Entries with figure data
## BEGIN
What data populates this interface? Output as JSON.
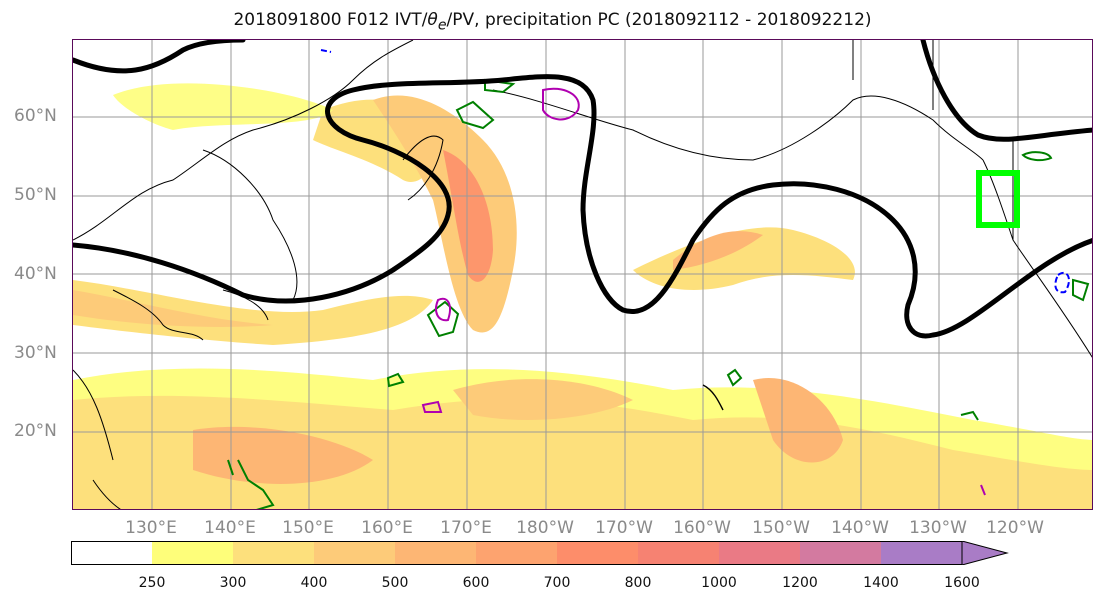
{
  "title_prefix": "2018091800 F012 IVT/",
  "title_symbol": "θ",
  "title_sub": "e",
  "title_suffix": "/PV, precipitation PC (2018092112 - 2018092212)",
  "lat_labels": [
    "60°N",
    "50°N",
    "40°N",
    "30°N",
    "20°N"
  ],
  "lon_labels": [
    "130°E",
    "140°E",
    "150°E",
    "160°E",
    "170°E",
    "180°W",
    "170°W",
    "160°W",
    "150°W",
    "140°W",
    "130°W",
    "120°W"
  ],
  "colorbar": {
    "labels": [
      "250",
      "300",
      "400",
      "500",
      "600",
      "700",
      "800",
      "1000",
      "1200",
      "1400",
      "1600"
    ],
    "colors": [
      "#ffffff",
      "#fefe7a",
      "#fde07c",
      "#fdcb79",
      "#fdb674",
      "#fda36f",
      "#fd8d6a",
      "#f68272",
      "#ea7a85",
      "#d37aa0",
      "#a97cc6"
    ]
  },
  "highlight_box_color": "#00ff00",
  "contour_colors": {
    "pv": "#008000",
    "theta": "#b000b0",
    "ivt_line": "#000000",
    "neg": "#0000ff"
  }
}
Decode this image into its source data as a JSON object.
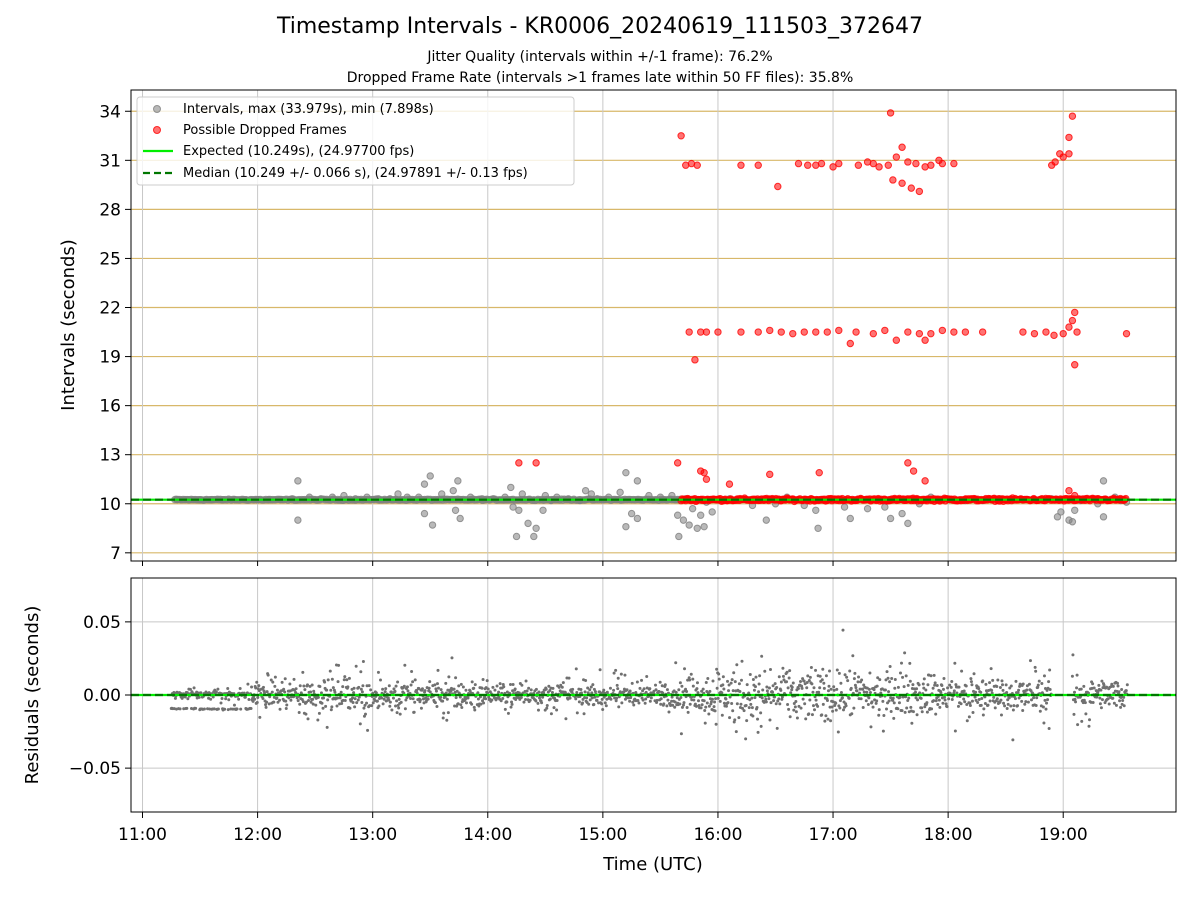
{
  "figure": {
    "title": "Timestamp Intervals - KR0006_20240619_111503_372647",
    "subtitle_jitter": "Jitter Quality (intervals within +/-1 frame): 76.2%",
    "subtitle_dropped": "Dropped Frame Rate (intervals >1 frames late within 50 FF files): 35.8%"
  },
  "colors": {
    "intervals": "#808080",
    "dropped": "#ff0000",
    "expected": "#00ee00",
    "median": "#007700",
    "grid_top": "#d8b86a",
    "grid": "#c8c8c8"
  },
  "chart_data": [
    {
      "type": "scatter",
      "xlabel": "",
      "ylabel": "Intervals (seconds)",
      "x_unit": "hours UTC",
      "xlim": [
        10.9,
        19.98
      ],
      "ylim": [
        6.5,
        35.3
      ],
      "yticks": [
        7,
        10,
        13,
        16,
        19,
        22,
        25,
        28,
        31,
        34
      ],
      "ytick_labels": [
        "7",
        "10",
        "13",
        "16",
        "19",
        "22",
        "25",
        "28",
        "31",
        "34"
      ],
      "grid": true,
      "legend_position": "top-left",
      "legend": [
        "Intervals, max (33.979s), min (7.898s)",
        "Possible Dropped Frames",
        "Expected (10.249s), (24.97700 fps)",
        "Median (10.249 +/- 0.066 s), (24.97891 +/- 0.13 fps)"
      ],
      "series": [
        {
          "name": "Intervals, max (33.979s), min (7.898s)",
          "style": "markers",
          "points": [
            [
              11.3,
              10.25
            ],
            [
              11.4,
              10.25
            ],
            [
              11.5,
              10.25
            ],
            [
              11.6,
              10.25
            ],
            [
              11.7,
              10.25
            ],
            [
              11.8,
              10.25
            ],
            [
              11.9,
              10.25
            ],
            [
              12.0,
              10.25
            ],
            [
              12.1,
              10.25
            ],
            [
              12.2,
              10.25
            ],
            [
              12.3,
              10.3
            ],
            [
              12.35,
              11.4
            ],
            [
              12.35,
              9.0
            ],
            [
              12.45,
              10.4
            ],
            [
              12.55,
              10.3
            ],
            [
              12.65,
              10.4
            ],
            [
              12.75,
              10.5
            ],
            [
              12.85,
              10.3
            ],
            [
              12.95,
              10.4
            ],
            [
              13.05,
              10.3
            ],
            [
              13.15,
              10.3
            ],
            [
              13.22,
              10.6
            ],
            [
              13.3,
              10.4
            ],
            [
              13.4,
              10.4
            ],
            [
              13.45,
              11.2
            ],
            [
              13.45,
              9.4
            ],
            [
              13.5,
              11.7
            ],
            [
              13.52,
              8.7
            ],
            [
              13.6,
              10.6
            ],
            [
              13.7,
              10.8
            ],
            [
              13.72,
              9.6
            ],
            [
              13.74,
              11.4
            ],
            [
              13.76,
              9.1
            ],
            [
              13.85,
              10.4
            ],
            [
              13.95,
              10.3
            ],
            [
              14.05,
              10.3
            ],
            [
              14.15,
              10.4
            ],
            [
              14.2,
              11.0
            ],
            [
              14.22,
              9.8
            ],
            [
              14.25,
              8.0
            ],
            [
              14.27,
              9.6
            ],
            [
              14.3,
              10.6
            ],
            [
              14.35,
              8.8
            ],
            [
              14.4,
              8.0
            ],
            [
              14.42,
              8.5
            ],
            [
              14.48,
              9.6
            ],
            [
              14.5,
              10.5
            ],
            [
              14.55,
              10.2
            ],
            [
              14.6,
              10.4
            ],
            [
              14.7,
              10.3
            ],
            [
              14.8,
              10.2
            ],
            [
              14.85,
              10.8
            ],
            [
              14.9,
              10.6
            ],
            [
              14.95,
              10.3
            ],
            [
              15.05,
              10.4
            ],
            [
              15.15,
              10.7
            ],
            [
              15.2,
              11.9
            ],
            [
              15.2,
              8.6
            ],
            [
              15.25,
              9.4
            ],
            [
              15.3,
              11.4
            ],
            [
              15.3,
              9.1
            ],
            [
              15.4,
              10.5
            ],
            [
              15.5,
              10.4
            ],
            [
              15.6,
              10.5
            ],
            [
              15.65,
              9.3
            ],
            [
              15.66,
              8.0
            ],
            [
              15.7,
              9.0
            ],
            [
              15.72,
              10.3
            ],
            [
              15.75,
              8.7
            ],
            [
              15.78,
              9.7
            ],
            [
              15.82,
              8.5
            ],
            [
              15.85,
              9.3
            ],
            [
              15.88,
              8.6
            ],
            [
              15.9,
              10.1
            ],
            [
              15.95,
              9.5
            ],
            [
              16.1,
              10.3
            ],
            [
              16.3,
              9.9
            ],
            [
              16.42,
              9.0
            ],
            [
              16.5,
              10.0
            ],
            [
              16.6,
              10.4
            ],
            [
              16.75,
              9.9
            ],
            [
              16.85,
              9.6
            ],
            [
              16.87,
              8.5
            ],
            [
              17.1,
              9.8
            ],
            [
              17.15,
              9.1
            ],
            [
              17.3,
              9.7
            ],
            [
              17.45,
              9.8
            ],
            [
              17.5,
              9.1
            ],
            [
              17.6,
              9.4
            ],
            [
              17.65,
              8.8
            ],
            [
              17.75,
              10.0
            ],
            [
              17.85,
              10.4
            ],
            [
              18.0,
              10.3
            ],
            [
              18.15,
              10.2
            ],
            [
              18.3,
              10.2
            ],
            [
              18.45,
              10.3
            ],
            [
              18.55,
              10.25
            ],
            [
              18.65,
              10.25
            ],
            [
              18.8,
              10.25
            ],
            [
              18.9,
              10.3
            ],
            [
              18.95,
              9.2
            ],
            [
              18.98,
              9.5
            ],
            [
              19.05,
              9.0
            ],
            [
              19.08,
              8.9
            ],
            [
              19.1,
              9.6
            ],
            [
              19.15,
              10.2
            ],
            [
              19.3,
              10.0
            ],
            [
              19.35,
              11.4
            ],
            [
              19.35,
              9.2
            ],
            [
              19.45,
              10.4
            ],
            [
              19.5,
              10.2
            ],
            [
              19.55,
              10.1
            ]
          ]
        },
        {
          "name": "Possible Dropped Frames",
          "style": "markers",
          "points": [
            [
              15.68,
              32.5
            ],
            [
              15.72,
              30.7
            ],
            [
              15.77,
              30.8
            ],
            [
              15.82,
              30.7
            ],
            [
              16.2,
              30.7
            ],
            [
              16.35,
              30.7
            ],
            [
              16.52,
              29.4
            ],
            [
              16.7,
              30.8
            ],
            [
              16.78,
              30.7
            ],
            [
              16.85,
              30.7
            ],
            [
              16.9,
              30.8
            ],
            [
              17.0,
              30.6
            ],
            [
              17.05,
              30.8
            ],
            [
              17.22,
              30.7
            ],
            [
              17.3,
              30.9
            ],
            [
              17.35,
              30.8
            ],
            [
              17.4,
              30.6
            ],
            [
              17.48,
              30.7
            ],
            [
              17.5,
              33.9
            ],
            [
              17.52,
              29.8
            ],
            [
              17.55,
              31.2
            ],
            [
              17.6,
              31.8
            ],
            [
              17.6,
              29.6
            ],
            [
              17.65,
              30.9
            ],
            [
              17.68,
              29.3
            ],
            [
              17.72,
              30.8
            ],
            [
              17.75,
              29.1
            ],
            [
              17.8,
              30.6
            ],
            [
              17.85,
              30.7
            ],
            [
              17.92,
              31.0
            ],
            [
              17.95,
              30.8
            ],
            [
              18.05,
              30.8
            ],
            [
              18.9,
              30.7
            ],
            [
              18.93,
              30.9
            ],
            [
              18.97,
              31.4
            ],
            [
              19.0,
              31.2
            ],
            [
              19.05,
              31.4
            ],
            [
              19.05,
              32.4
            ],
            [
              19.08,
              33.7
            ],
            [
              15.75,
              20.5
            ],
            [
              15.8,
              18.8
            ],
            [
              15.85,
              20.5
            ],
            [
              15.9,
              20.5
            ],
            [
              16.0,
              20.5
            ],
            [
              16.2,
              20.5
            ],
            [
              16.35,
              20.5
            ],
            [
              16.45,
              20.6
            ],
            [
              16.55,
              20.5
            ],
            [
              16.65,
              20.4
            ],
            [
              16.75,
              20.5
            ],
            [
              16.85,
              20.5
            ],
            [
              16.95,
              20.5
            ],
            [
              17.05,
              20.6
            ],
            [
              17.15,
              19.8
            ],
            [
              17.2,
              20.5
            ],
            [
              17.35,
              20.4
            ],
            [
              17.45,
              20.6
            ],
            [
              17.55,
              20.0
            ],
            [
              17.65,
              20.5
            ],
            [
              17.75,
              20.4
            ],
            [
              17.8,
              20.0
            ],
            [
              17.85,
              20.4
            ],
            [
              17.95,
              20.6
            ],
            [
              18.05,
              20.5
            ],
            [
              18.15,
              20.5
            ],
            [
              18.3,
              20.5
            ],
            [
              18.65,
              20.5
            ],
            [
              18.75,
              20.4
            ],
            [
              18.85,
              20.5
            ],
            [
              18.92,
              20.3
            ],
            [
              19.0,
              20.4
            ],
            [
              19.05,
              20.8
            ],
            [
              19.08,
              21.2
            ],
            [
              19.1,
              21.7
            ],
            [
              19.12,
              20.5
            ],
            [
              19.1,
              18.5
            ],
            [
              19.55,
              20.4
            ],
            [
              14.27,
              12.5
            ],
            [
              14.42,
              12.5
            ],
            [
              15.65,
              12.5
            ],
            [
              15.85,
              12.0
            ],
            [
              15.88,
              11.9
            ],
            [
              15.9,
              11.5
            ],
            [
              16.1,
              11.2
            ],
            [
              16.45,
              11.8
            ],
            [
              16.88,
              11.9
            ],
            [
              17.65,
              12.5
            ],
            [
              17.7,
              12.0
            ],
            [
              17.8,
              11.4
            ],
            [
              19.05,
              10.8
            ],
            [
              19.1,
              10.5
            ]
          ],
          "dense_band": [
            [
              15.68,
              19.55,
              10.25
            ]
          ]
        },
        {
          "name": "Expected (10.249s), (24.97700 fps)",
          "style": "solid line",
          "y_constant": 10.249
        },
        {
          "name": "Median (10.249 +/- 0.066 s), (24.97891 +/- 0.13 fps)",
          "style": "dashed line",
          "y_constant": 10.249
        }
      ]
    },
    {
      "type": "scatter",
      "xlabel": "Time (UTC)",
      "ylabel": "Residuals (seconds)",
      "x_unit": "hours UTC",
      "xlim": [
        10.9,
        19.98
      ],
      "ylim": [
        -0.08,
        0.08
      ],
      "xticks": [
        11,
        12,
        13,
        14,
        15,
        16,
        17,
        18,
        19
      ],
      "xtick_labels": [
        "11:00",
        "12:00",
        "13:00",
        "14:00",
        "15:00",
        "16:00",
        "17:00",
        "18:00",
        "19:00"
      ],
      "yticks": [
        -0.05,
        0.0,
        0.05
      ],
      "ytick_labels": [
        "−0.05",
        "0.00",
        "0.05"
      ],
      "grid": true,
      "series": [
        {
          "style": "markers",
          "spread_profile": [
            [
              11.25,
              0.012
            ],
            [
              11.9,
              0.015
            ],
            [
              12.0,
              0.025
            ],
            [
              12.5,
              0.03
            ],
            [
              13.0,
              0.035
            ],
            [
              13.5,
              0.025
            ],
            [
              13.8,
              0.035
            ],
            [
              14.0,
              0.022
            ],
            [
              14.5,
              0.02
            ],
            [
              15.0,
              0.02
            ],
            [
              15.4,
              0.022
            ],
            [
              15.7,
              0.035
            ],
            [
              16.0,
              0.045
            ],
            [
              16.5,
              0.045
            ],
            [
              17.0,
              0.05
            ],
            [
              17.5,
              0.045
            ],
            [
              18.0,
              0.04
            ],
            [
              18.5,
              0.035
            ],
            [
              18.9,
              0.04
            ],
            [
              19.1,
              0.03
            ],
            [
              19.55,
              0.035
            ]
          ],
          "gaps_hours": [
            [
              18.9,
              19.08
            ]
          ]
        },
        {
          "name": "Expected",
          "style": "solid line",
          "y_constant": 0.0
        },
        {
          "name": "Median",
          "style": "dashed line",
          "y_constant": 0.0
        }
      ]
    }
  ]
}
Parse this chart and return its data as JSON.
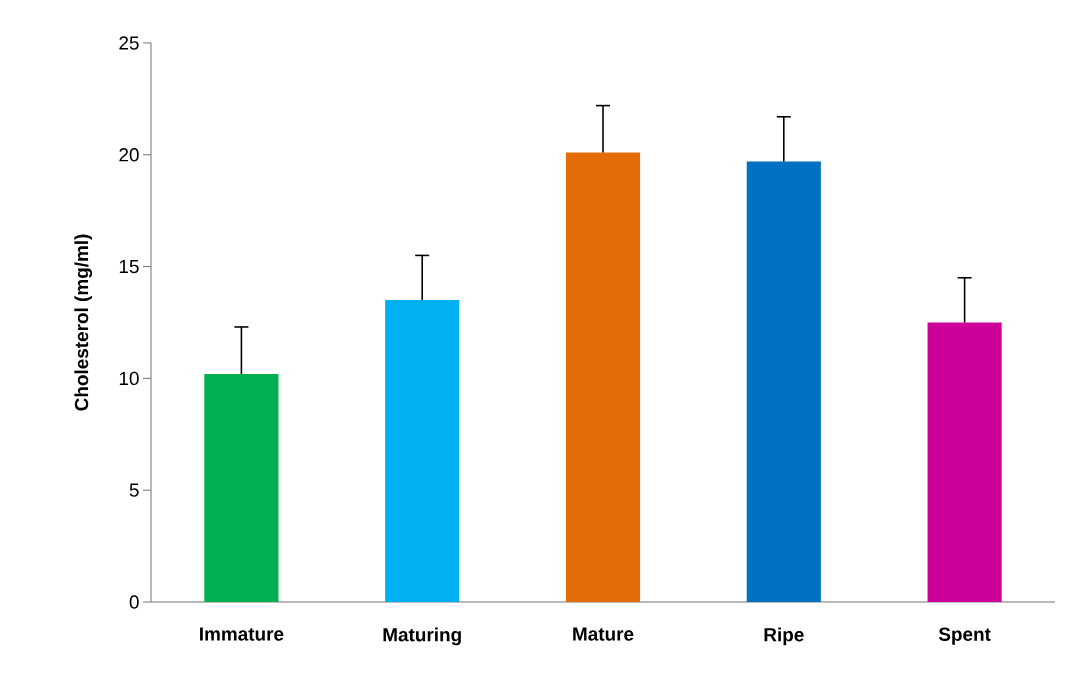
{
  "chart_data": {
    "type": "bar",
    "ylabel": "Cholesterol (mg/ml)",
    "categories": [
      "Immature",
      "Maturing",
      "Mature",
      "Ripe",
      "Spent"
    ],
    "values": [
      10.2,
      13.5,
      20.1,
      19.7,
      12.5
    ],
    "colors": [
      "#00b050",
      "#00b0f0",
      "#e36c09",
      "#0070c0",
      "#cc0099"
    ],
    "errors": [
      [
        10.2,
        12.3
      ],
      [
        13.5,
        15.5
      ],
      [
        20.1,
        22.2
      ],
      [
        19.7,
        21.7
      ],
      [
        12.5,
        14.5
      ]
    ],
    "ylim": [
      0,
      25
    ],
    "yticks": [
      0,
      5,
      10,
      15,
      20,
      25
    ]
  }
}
## END
» TO DO
Repeat exactly the lines from the one containing "Parse this chart and return its data as JSON." through the last line of the records above, both included, and leave out the pictures.

» OUTPUT FOR THIS TASK
Parse this chart and return its data as JSON.
{
  "chart_data": {
    "type": "bar",
    "ylabel": "Cholesterol (mg/ml)",
    "categories": [
      "Immature",
      "Maturing",
      "Mature",
      "Ripe",
      "Spent"
    ],
    "values": [
      10.2,
      13.5,
      20.1,
      19.7,
      12.5
    ],
    "colors": [
      "#00b050",
      "#00b0f0",
      "#e36c09",
      "#0070c0",
      "#cc0099"
    ],
    "errors": [
      [
        10.2,
        12.3
      ],
      [
        13.5,
        15.5
      ],
      [
        20.1,
        22.2
      ],
      [
        19.7,
        21.7
      ],
      [
        12.5,
        14.5
      ]
    ],
    "ylim": [
      0,
      25
    ],
    "yticks": [
      0,
      5,
      10,
      15,
      20,
      25
    ]
  }
}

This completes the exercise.